== Available data ==

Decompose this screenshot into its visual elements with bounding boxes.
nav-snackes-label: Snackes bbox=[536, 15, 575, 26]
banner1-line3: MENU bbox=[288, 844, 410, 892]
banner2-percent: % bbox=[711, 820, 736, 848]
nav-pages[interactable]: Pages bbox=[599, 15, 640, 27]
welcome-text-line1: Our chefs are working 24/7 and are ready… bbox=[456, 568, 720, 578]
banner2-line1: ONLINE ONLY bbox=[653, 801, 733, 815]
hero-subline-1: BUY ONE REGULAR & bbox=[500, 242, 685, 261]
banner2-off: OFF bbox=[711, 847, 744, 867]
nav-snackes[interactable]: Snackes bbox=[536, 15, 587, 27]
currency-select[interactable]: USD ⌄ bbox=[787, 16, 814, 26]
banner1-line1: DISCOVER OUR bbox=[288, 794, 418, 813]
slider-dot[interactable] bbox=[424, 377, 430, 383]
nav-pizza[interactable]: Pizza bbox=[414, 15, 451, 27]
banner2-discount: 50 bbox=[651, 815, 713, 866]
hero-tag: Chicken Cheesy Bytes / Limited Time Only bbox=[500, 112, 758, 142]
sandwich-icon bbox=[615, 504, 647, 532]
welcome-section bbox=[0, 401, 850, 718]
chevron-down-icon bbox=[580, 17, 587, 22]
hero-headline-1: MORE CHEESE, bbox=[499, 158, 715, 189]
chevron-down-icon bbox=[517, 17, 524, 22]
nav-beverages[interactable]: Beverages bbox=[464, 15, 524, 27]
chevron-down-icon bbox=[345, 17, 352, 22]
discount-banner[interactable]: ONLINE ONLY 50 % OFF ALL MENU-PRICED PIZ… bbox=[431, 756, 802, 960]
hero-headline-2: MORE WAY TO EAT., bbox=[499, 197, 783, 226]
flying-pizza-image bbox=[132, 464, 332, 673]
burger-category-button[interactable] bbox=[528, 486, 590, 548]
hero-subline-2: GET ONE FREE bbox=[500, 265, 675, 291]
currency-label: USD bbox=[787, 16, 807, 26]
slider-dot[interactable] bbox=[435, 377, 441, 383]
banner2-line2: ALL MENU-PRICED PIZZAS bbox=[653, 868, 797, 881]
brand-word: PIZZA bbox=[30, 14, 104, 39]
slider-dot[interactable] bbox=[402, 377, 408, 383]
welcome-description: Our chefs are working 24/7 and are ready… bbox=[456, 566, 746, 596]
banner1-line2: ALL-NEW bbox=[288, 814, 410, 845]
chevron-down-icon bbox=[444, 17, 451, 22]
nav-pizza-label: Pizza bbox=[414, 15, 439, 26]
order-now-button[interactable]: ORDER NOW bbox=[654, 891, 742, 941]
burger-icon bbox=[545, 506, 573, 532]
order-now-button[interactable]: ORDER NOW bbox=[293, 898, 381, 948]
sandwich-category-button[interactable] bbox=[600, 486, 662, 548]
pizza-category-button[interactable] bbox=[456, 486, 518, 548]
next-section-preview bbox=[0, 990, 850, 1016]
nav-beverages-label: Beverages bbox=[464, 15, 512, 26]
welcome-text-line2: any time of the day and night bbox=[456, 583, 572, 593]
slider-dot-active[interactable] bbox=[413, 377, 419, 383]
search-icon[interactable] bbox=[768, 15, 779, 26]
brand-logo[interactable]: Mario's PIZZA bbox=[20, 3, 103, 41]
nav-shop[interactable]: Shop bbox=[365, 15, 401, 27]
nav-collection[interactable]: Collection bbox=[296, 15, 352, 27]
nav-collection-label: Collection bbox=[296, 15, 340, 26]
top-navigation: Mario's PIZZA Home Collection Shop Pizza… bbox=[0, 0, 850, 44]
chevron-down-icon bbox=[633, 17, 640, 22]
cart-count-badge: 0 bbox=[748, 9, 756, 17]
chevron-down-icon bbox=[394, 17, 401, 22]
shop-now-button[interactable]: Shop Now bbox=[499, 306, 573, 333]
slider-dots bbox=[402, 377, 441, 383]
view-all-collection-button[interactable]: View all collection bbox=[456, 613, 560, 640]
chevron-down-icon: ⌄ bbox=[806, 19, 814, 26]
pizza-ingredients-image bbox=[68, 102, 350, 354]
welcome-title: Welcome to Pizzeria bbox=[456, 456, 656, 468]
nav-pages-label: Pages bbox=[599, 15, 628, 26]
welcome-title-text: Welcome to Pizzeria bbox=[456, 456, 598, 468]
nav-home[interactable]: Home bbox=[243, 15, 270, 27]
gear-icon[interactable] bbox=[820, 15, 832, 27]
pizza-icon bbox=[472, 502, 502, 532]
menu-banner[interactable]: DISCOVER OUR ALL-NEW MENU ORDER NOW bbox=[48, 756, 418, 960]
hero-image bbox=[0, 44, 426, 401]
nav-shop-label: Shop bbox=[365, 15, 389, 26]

===
== Available data ==

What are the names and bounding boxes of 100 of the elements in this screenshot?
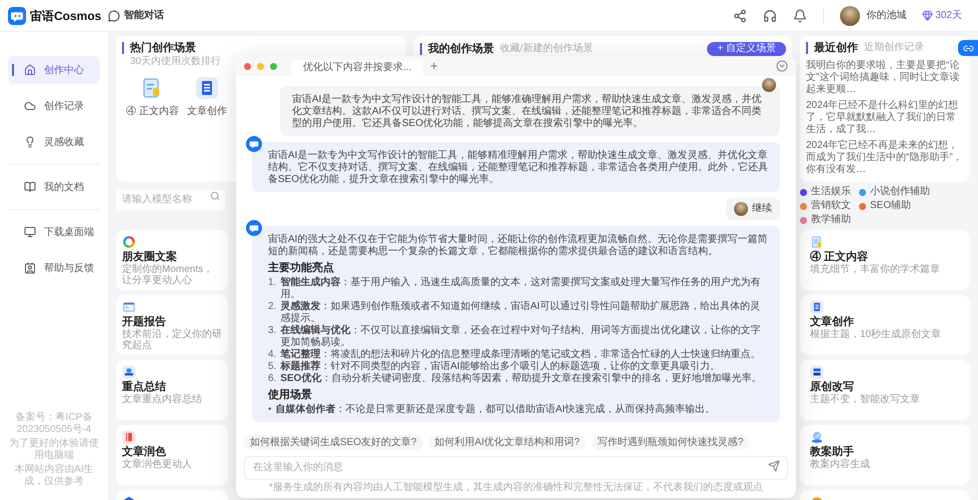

===

* [What you have to do]
Count the lines in the material above that contain the string "text", treating uppercase and lowercase letters as distinct. Reply with the number alone.

* [Result of this task]
3